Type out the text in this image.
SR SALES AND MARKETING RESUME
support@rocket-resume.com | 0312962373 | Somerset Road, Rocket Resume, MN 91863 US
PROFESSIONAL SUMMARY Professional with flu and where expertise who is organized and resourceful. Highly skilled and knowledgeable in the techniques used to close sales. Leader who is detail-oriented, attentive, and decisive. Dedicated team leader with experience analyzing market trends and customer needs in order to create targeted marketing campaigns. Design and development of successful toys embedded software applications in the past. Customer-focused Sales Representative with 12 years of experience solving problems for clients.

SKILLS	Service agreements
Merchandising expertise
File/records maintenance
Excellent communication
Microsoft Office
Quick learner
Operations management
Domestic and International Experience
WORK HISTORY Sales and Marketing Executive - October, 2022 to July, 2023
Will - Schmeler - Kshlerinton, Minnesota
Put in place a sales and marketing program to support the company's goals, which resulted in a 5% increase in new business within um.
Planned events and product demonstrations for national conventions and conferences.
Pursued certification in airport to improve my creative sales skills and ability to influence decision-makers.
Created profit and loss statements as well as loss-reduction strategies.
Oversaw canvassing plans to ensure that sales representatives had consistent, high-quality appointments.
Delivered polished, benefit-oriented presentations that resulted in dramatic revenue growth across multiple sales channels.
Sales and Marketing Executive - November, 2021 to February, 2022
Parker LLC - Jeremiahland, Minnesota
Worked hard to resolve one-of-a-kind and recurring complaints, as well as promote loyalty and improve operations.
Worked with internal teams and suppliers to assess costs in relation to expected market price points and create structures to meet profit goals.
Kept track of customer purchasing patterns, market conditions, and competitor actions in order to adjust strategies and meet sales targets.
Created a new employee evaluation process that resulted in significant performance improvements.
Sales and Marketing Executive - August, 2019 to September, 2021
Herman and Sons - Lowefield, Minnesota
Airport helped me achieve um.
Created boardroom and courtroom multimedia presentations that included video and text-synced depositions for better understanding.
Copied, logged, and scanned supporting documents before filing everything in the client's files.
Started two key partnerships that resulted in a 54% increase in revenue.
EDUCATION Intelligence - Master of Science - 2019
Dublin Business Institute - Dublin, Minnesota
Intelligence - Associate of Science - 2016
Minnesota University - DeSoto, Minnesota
====
**Job**
Reproduce every line from the entries that holds the word "Worked".

**Response**
Worked hard to resolve one-of-a-kind and recurring complaints, as well as promote loyalty and improve operations.
Worked with internal teams and suppliers to assess costs in relation to expected market price points and create structures to meet profit goals.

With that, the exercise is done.